◆ **RECORDS FOR THIS EXERCISE**
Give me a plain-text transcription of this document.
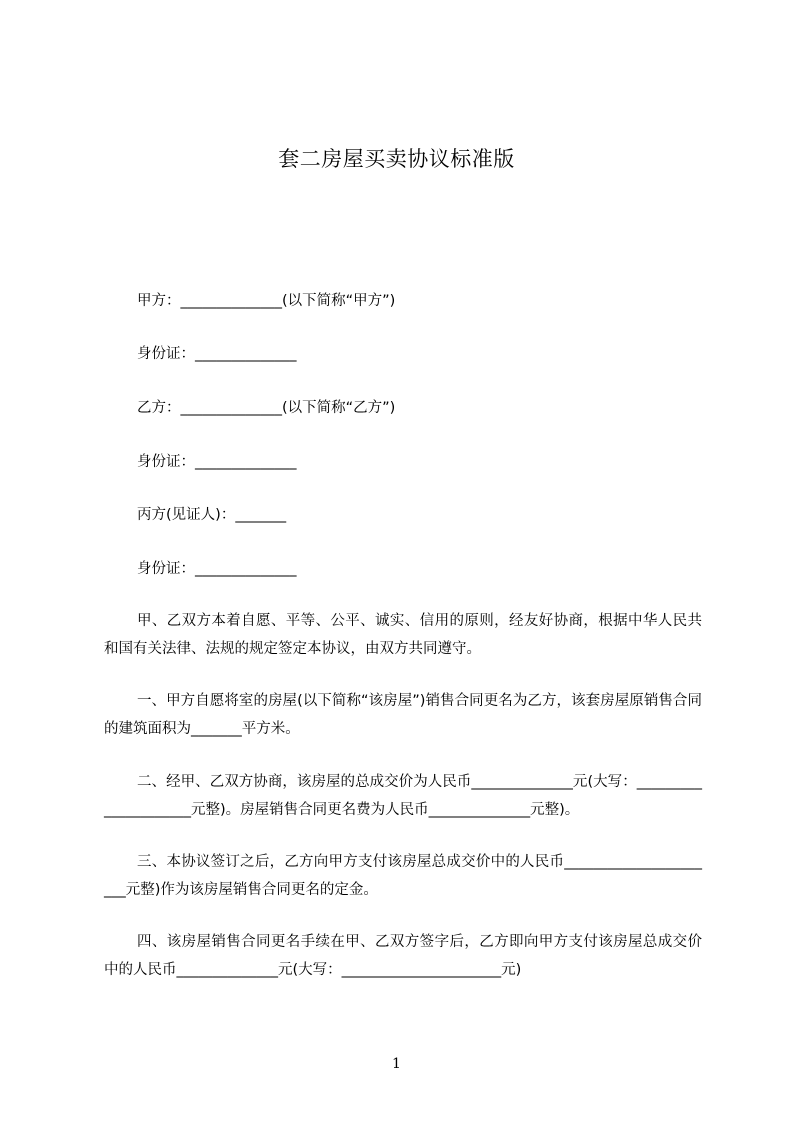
套二房屋买卖协议标准版

甲方：______________(以下简称“甲方”)

身份证：______________

乙方：______________(以下简称“乙方”)

身份证：______________

丙方(见证人)：_______

身份证：______________

甲、乙双方本着自愿、平等、公平、诚实、信用的原则，经友好协商，根据中华人民共和国有关法律、法规的规定签定本协议，由双方共同遵守。

一、甲方自愿将室的房屋(以下简称“该房屋”)销售合同更名为乙方，该套房屋原销售合同的建筑面积为_______平方米。

二、经甲、乙双方协商，该房屋的总成交价为人民币______________元(大写：_____________________元整)。房屋销售合同更名费为人民币______________元整)。

三、本协议签订之后，乙方向甲方支付该房屋总成交价中的人民币______________________元整)作为该房屋销售合同更名的定金。

四、该房屋销售合同更名手续在甲、乙双方签字后，乙方即向甲方支付该房屋总成交价中的人民币______________元(大写：______________________元)

1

◆ **WHAT IS EXPECTED**
Reproduce each record above by retyping it exactly; omit all images.

◆ **EXERCISE RESULT**
Give me a plain-text transcription of this document.
套二房屋买卖协议标准版

甲方：______________(以下简称“甲方”)

身份证：______________

乙方：______________(以下简称“乙方”)

身份证：______________

丙方(见证人)：_______

身份证：______________

甲、乙双方本着自愿、平等、公平、诚实、信用的原则，经友好协商，根据中华人民共和国有关法律、法规的规定签定本协议，由双方共同遵守。

一、甲方自愿将室的房屋(以下简称“该房屋”)销售合同更名为乙方，该套房屋原销售合同的建筑面积为_______平方米。

二、经甲、乙双方协商，该房屋的总成交价为人民币______________元(大写：_____________________元整)。房屋销售合同更名费为人民币______________元整)。

三、本协议签订之后，乙方向甲方支付该房屋总成交价中的人民币______________________元整)作为该房屋销售合同更名的定金。

四、该房屋销售合同更名手续在甲、乙双方签字后，乙方即向甲方支付该房屋总成交价中的人民币______________元(大写：______________________元)

1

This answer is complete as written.